Directive: Go through the data below and gather each line containing "name".

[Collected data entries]
________________
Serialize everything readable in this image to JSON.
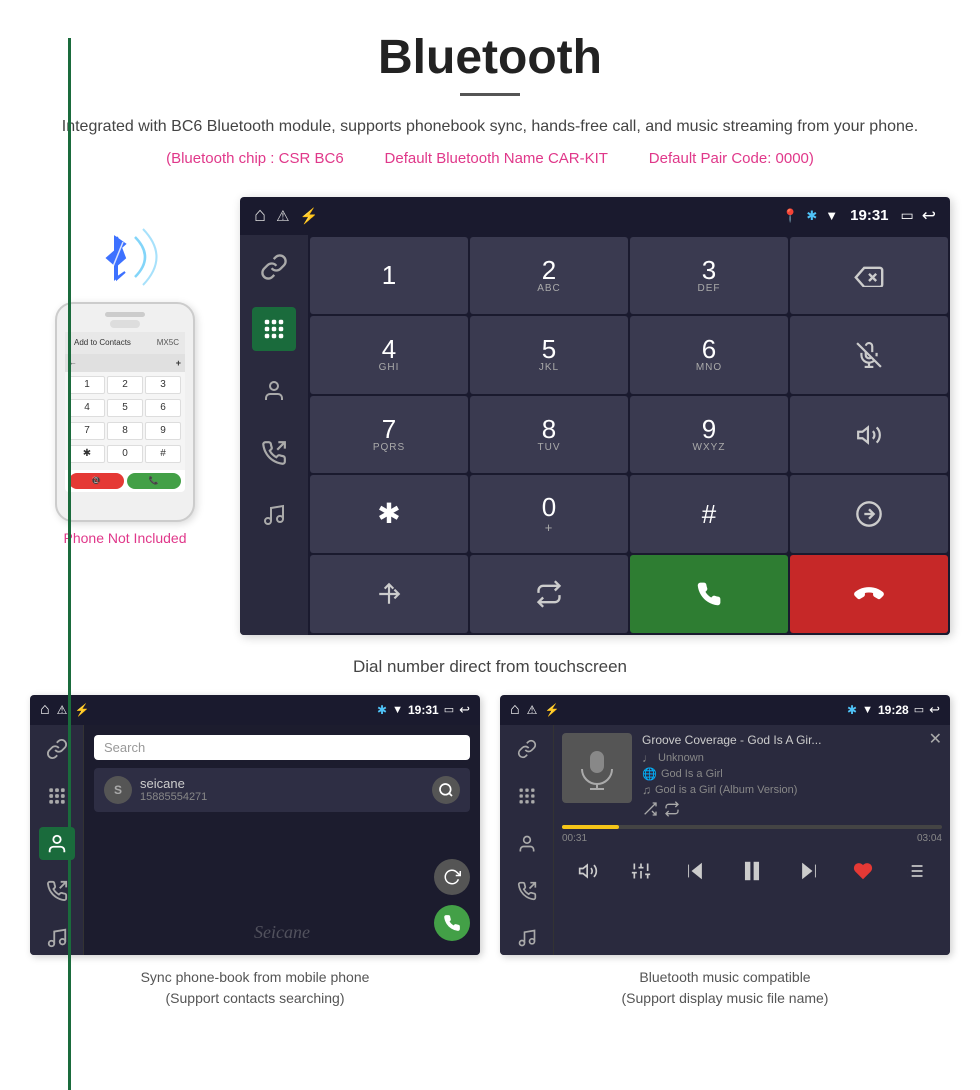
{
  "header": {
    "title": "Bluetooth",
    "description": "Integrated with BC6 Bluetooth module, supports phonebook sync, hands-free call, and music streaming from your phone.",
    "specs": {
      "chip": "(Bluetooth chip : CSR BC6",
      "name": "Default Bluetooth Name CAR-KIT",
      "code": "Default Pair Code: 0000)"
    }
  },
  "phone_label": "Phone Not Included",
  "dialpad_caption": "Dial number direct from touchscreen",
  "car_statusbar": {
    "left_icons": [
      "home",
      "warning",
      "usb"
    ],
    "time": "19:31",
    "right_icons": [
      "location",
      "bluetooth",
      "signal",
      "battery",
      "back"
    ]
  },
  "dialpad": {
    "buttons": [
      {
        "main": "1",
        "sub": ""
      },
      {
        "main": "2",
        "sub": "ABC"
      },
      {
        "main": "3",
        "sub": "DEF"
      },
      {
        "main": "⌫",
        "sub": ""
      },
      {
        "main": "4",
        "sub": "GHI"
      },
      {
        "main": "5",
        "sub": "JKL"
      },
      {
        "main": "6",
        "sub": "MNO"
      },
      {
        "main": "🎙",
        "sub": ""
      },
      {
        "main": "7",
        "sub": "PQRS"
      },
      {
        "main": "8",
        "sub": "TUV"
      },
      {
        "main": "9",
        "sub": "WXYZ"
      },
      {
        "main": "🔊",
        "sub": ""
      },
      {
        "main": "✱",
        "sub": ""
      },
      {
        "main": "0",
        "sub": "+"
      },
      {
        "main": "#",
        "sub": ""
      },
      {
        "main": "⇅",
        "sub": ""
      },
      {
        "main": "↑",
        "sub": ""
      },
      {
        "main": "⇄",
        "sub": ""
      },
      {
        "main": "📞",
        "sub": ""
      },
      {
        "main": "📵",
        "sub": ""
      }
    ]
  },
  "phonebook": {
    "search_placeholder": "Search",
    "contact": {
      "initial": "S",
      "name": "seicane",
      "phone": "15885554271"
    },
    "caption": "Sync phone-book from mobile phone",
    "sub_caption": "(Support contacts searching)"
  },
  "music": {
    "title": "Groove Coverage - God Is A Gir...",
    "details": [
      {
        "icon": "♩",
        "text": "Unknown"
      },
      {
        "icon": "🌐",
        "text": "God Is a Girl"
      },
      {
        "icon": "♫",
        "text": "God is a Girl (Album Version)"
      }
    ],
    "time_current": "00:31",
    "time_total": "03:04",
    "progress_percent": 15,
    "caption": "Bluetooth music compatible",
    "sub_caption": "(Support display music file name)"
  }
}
________________
Complete response:
      "name": "Default Bluetooth Name CAR-KIT",
      "name": "seicane",
    "sub_caption": "(Support display music file name)"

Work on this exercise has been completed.